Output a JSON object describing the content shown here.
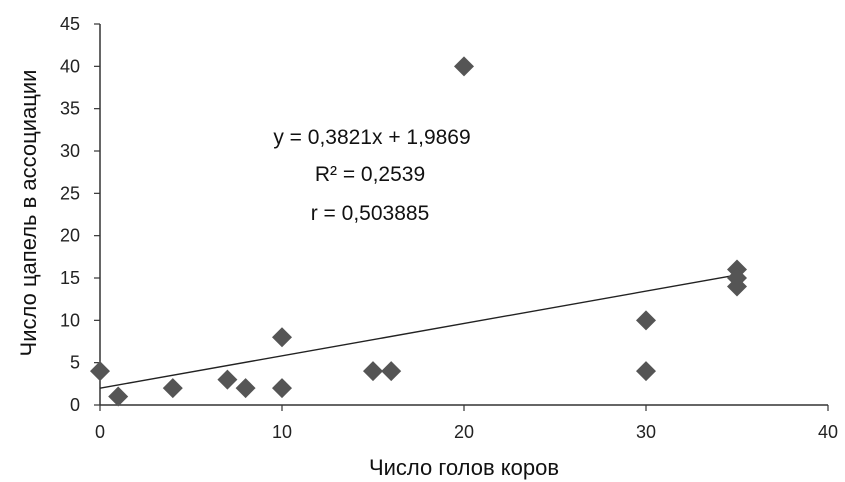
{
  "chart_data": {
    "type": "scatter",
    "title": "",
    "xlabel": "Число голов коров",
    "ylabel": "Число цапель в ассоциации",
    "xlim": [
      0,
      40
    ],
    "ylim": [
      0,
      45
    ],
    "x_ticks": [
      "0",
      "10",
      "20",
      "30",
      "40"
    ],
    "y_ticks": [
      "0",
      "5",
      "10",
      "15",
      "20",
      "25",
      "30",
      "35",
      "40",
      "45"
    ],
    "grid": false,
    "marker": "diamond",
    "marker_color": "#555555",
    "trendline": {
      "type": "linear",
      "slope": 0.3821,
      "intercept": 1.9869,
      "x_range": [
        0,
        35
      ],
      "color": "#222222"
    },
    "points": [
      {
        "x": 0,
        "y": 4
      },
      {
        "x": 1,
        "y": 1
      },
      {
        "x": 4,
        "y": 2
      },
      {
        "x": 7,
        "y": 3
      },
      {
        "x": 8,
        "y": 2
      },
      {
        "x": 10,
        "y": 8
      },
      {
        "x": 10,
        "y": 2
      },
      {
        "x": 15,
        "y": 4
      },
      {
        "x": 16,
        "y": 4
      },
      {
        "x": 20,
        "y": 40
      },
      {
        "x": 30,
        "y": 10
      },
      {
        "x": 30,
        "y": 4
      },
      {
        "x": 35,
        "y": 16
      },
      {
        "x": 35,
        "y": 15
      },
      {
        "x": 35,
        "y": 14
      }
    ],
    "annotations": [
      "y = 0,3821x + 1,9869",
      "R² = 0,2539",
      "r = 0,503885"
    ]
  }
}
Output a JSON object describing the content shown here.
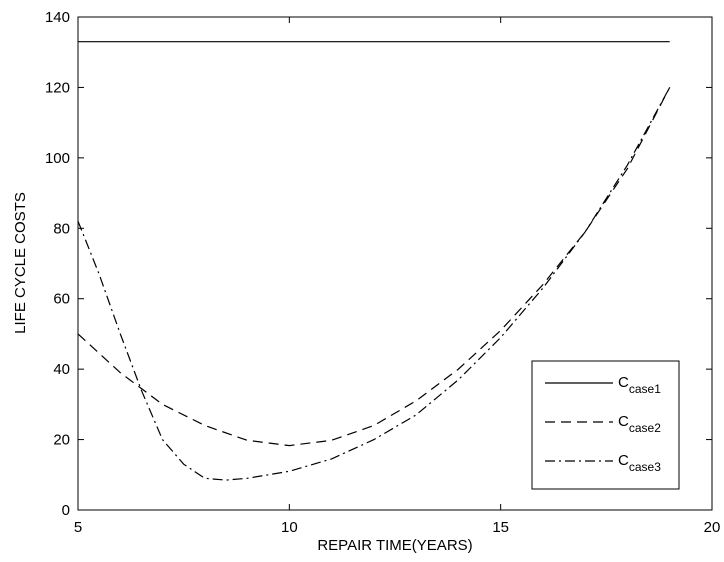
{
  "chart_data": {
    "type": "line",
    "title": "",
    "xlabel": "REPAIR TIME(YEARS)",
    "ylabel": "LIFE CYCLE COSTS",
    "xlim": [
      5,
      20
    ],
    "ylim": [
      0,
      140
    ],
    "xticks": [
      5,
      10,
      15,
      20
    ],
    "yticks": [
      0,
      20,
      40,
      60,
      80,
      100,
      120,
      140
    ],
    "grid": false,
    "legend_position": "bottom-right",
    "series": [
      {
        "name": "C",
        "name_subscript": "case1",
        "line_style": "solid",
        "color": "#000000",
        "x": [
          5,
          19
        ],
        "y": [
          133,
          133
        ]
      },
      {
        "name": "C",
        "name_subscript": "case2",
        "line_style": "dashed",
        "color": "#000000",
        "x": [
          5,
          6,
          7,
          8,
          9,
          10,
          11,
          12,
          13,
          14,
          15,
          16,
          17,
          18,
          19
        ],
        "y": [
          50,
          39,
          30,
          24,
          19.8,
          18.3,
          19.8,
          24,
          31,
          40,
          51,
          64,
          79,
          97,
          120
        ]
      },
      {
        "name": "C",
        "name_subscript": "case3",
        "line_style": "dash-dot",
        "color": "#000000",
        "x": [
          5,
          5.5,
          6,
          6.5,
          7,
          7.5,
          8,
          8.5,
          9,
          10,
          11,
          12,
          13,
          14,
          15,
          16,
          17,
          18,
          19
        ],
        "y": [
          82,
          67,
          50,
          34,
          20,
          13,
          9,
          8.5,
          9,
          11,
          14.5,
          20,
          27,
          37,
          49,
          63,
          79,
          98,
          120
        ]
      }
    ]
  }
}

• [Exercise directions]:
Filter the data, keeping only the lines that contain "Число".

• [Correct result]:
    "xlabel": "Число голов коров",
    "ylabel": "Число цапель в ассоциации",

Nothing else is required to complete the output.